* _Goal_: Reproduce every entry exactly and leave its pictures out.

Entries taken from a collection
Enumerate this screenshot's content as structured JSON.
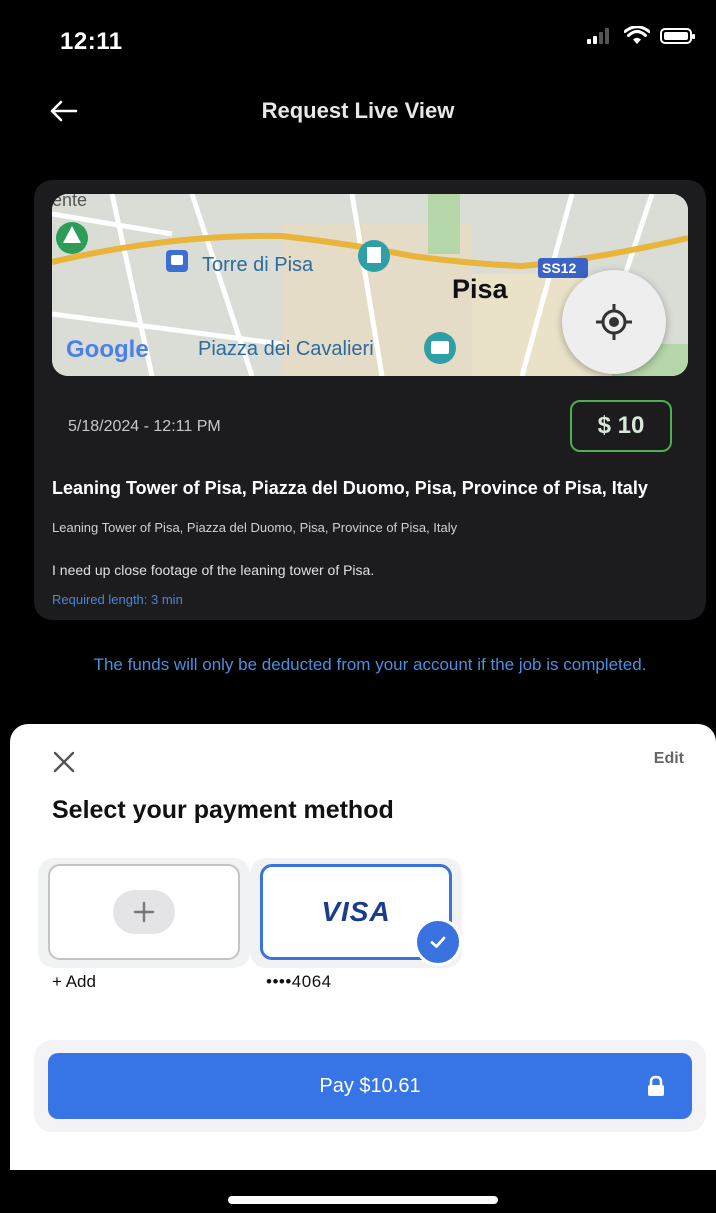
{
  "status_bar": {
    "time": "12:11"
  },
  "header": {
    "title": "Request Live View"
  },
  "job": {
    "map": {
      "labels": {
        "partial_place": "ente",
        "tower": "Torre di Pisa",
        "city": "Pisa",
        "road": "SS12",
        "square": "Piazza dei Cavalieri",
        "provider": "Google"
      }
    },
    "datetime": "5/18/2024 - 12:11 PM",
    "price": "$ 10",
    "location_title": "Leaning Tower of Pisa, Piazza del Duomo, Pisa, Province of Pisa, Italy",
    "location_subtitle": "Leaning Tower of Pisa, Piazza del Duomo, Pisa, Province of Pisa, Italy",
    "description": " I need up close footage of the leaning tower of Pisa.",
    "required_length": "Required length: 3 min"
  },
  "notice": "The funds will only be deducted from your account if the job is completed.",
  "payment_sheet": {
    "edit_label": "Edit",
    "title": "Select your payment method",
    "add_label": "+ Add",
    "card_brand": "VISA",
    "card_label": "••••4064",
    "pay_label": "Pay $10.61"
  },
  "colors": {
    "accent_blue": "#3775e6",
    "price_border_green": "#4caf50",
    "notice_blue": "#4a8fe0"
  },
  "icons": {
    "back": "arrow-left-icon",
    "locate": "crosshair-icon",
    "close": "close-icon",
    "add": "plus-icon",
    "selected": "check-icon",
    "lock": "lock-icon"
  }
}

* _Expected answer_:
Enumerate this screenshot's content as structured JSON.
{
  "status_bar": {
    "time": "12:11"
  },
  "header": {
    "title": "Request Live View"
  },
  "job": {
    "map": {
      "labels": {
        "partial_place": "ente",
        "tower": "Torre di Pisa",
        "city": "Pisa",
        "road": "SS12",
        "square": "Piazza dei Cavalieri",
        "provider": "Google"
      }
    },
    "datetime": "5/18/2024 - 12:11 PM",
    "price": "$ 10",
    "location_title": "Leaning Tower of Pisa, Piazza del Duomo, Pisa, Province of Pisa, Italy",
    "location_subtitle": "Leaning Tower of Pisa, Piazza del Duomo, Pisa, Province of Pisa, Italy",
    "description": " I need up close footage of the leaning tower of Pisa.",
    "required_length": "Required length: 3 min"
  },
  "notice": "The funds will only be deducted from your account if the job is completed.",
  "payment_sheet": {
    "edit_label": "Edit",
    "title": "Select your payment method",
    "add_label": "+ Add",
    "card_brand": "VISA",
    "card_label": "••••4064",
    "pay_label": "Pay $10.61"
  },
  "colors": {
    "accent_blue": "#3775e6",
    "price_border_green": "#4caf50",
    "notice_blue": "#4a8fe0"
  },
  "icons": {
    "back": "arrow-left-icon",
    "locate": "crosshair-icon",
    "close": "close-icon",
    "add": "plus-icon",
    "selected": "check-icon",
    "lock": "lock-icon"
  }
}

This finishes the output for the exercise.